> [YOUR TASK] Give back a single number, the count of lines containing the word "Time".

> [THE INPUT]
☆ ☆ ☆ ☆

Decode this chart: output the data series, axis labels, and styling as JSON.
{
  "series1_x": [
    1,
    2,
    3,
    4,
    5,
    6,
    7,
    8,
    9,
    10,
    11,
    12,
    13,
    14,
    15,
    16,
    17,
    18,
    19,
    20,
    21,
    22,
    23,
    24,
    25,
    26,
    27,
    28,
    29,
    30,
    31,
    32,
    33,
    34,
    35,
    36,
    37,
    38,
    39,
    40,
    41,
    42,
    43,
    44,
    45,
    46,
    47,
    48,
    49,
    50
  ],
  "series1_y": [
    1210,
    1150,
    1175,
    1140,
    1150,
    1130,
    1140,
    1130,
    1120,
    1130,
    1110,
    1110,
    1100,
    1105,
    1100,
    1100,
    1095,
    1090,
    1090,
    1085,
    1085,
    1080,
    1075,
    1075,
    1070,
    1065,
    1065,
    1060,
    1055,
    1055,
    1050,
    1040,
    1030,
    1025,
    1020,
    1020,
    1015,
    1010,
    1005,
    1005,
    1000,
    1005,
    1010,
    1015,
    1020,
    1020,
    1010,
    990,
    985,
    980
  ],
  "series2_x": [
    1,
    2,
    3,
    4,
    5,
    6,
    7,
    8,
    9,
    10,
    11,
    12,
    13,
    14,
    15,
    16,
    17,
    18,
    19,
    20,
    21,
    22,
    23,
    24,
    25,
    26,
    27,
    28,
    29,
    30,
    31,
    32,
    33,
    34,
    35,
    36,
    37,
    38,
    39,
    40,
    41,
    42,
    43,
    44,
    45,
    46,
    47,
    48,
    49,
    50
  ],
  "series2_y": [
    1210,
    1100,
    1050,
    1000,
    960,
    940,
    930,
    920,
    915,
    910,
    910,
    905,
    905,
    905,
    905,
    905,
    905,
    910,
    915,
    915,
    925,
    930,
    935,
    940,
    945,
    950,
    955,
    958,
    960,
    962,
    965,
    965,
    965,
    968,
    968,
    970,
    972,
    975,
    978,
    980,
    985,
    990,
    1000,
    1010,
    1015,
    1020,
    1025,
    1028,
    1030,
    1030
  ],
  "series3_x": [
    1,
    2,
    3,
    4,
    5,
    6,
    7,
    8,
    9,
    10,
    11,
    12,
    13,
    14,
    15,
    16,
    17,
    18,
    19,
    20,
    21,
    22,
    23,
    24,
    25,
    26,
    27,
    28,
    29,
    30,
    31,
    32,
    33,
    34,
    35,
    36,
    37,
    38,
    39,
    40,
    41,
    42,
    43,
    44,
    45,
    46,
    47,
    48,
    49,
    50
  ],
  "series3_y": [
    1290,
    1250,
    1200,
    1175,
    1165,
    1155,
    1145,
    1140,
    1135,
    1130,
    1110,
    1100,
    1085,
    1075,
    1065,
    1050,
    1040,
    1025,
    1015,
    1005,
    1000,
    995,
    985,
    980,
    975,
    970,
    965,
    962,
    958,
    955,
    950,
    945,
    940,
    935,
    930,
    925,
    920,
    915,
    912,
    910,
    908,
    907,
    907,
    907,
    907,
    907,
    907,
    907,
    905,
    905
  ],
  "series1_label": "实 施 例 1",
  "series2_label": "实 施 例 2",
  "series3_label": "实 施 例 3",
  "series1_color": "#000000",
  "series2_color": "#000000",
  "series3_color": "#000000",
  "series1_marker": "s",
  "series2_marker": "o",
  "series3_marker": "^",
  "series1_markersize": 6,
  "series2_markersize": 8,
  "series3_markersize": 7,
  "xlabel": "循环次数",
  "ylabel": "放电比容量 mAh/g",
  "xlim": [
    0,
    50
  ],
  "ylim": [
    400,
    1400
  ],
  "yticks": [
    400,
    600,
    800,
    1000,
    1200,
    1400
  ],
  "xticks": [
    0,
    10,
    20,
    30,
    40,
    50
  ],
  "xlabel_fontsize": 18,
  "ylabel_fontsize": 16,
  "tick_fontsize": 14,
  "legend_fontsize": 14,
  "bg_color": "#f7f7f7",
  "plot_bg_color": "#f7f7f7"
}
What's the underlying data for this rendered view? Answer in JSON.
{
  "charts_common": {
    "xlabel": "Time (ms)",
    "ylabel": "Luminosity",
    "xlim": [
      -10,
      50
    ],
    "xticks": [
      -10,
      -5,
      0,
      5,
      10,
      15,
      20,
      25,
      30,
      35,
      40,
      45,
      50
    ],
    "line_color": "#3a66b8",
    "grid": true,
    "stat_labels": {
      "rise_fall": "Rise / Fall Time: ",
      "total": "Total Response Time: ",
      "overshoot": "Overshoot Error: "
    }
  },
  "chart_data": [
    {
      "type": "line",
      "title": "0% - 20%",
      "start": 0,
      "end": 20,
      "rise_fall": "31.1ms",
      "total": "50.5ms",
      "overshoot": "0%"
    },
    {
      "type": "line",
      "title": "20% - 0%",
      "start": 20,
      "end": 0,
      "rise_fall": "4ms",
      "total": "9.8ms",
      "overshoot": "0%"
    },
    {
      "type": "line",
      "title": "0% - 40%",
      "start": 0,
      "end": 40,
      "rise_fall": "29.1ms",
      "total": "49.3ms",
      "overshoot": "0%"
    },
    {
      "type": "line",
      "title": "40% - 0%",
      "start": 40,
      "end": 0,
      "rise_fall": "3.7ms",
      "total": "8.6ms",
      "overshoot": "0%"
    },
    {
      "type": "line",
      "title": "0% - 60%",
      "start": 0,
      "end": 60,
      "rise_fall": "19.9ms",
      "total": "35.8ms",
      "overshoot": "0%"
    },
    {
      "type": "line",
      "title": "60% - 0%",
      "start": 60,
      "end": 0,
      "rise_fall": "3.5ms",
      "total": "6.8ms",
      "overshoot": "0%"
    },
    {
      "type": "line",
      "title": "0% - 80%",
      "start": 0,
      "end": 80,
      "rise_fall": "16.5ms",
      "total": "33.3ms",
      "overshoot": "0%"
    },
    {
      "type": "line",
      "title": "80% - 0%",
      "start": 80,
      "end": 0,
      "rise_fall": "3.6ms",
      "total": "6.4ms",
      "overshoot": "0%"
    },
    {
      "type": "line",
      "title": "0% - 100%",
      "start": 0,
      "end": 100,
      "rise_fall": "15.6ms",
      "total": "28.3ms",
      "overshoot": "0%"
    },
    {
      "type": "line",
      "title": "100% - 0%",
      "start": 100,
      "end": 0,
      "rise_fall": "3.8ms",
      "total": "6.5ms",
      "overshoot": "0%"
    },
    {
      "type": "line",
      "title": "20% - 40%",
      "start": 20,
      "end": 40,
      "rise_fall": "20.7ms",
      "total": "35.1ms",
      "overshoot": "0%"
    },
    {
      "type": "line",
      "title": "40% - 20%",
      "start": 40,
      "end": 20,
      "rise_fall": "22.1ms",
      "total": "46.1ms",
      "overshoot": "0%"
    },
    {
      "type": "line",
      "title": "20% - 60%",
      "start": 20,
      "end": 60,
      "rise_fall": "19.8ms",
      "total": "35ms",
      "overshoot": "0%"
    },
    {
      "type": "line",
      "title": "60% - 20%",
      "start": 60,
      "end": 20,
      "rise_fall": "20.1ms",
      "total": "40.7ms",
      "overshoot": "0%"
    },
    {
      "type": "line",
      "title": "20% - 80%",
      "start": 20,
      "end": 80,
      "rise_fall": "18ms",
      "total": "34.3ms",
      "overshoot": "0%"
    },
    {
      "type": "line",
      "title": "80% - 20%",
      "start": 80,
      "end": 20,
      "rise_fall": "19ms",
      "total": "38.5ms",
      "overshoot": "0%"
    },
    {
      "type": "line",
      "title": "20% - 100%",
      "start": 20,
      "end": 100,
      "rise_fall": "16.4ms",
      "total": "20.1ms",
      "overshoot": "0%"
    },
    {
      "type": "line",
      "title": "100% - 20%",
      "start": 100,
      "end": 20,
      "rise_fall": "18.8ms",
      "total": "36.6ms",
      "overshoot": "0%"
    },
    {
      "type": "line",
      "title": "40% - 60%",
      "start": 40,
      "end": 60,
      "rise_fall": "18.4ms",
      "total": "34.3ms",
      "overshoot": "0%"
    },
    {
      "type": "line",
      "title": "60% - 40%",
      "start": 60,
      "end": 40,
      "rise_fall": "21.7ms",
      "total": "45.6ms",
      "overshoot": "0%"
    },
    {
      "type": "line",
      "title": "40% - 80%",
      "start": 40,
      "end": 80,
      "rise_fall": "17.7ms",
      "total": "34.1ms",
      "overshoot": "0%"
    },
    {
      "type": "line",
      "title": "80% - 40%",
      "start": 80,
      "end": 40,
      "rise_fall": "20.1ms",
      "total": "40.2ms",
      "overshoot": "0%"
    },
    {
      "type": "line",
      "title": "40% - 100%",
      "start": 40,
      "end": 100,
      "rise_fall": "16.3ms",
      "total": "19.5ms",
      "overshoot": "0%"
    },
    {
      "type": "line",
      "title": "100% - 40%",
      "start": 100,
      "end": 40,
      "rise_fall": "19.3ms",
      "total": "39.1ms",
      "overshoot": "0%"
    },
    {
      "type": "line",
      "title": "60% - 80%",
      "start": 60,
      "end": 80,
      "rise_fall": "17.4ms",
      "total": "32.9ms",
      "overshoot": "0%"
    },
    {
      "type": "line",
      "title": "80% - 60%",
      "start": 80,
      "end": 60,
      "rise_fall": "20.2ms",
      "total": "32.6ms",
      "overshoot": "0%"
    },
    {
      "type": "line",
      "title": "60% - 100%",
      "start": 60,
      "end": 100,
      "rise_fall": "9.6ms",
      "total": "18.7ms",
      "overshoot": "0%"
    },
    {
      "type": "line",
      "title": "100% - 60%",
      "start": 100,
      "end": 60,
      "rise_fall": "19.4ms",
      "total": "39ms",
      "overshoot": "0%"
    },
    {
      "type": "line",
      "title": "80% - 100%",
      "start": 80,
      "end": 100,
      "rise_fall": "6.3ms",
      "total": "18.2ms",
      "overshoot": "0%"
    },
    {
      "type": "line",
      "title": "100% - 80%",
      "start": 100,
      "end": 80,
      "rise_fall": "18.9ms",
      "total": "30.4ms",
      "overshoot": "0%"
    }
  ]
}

☆ ☆ ☆ ☆

> [ANSWER] 3